EXTRACTED MATERIAL:
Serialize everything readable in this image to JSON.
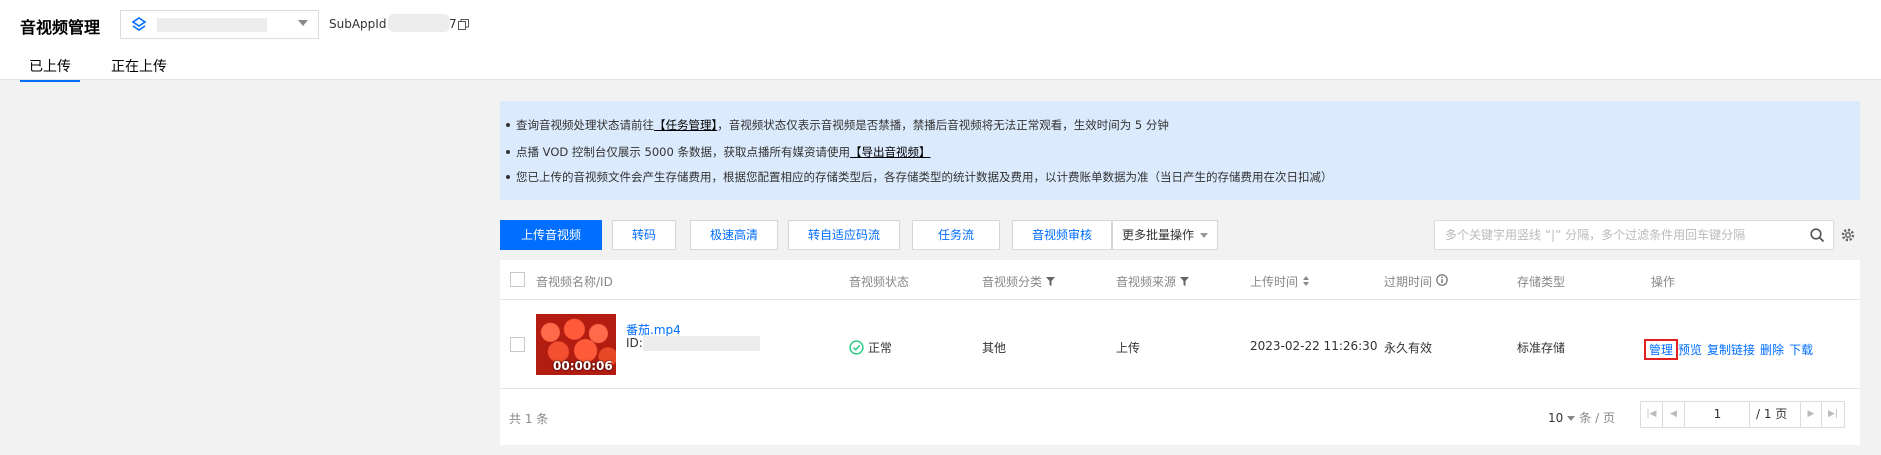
{
  "header": {
    "title": "音视频管理",
    "subapp_label": "SubAppId",
    "subapp_tail": "7"
  },
  "tabs": [
    {
      "label": "已上传",
      "active": true
    },
    {
      "label": "正在上传",
      "active": false
    }
  ],
  "notice": {
    "line1_pre": "查询音视频处理状态请前往",
    "line1_link": "【任务管理】",
    "line1_post": "，音视频状态仅表示音视频是否禁播，禁播后音视频将无法正常观看，生效时间为 5 分钟",
    "line2_pre": "点播 VOD 控制台仅展示 5000 条数据，获取点播所有媒资请使用",
    "line2_link": "【导出音视频】",
    "line3": "您已上传的音视频文件会产生存储费用，根据您配置相应的存储类型后，各存储类型的统计数据及费用，以计费账单数据为准（当日产生的存储费用在次日扣减）"
  },
  "toolbar": {
    "upload": "上传音视频",
    "transcode": "转码",
    "fast_hd": "极速高清",
    "adaptive": "转自适应码流",
    "taskflow": "任务流",
    "review": "音视频审核",
    "more": "更多批量操作",
    "search_placeholder": "多个关键字用竖线 “|” 分隔，多个过滤条件用回车键分隔"
  },
  "table": {
    "headers": {
      "name": "音视频名称/ID",
      "status": "音视频状态",
      "category": "音视频分类",
      "source": "音视频来源",
      "upload_time": "上传时间",
      "expire": "过期时间",
      "storage": "存储类型",
      "ops": "操作"
    },
    "rows": [
      {
        "filename": "番茄.mp4",
        "id_label": "ID:",
        "duration": "00:00:06",
        "status": "正常",
        "category": "其他",
        "source": "上传",
        "upload_time": "2023-02-22 11:26:30",
        "expire": "永久有效",
        "storage": "标准存储",
        "ops": {
          "manage": "管理",
          "preview": "预览",
          "copy": "复制链接",
          "delete": "删除",
          "download": "下载"
        }
      }
    ]
  },
  "footer": {
    "total": "共 1 条",
    "page_size": "10",
    "page_size_unit": "条 / 页",
    "current_page": "1",
    "total_pages": "/ 1 页"
  },
  "colors": {
    "accent": "#006eff",
    "notice_bg": "#dbeafd",
    "highlight": "#e02020",
    "ok": "#29cc85"
  }
}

EXERCISE:
Quote the entries above word for word. Leave the images out.

OUTPUT FOR THIS EXERCISE:
Serialize everything readable in this image to JSON.
{
  "header": {
    "title": "音视频管理",
    "subapp_label": "SubAppId",
    "subapp_tail": "7"
  },
  "tabs": [
    {
      "label": "已上传",
      "active": true
    },
    {
      "label": "正在上传",
      "active": false
    }
  ],
  "notice": {
    "line1_pre": "查询音视频处理状态请前往",
    "line1_link": "【任务管理】",
    "line1_post": "，音视频状态仅表示音视频是否禁播，禁播后音视频将无法正常观看，生效时间为 5 分钟",
    "line2_pre": "点播 VOD 控制台仅展示 5000 条数据，获取点播所有媒资请使用",
    "line2_link": "【导出音视频】",
    "line3": "您已上传的音视频文件会产生存储费用，根据您配置相应的存储类型后，各存储类型的统计数据及费用，以计费账单数据为准（当日产生的存储费用在次日扣减）"
  },
  "toolbar": {
    "upload": "上传音视频",
    "transcode": "转码",
    "fast_hd": "极速高清",
    "adaptive": "转自适应码流",
    "taskflow": "任务流",
    "review": "音视频审核",
    "more": "更多批量操作",
    "search_placeholder": "多个关键字用竖线 “|” 分隔，多个过滤条件用回车键分隔"
  },
  "table": {
    "headers": {
      "name": "音视频名称/ID",
      "status": "音视频状态",
      "category": "音视频分类",
      "source": "音视频来源",
      "upload_time": "上传时间",
      "expire": "过期时间",
      "storage": "存储类型",
      "ops": "操作"
    },
    "rows": [
      {
        "filename": "番茄.mp4",
        "id_label": "ID:",
        "duration": "00:00:06",
        "status": "正常",
        "category": "其他",
        "source": "上传",
        "upload_time": "2023-02-22 11:26:30",
        "expire": "永久有效",
        "storage": "标准存储",
        "ops": {
          "manage": "管理",
          "preview": "预览",
          "copy": "复制链接",
          "delete": "删除",
          "download": "下载"
        }
      }
    ]
  },
  "footer": {
    "total": "共 1 条",
    "page_size": "10",
    "page_size_unit": "条 / 页",
    "current_page": "1",
    "total_pages": "/ 1 页"
  },
  "colors": {
    "accent": "#006eff",
    "notice_bg": "#dbeafd",
    "highlight": "#e02020",
    "ok": "#29cc85"
  }
}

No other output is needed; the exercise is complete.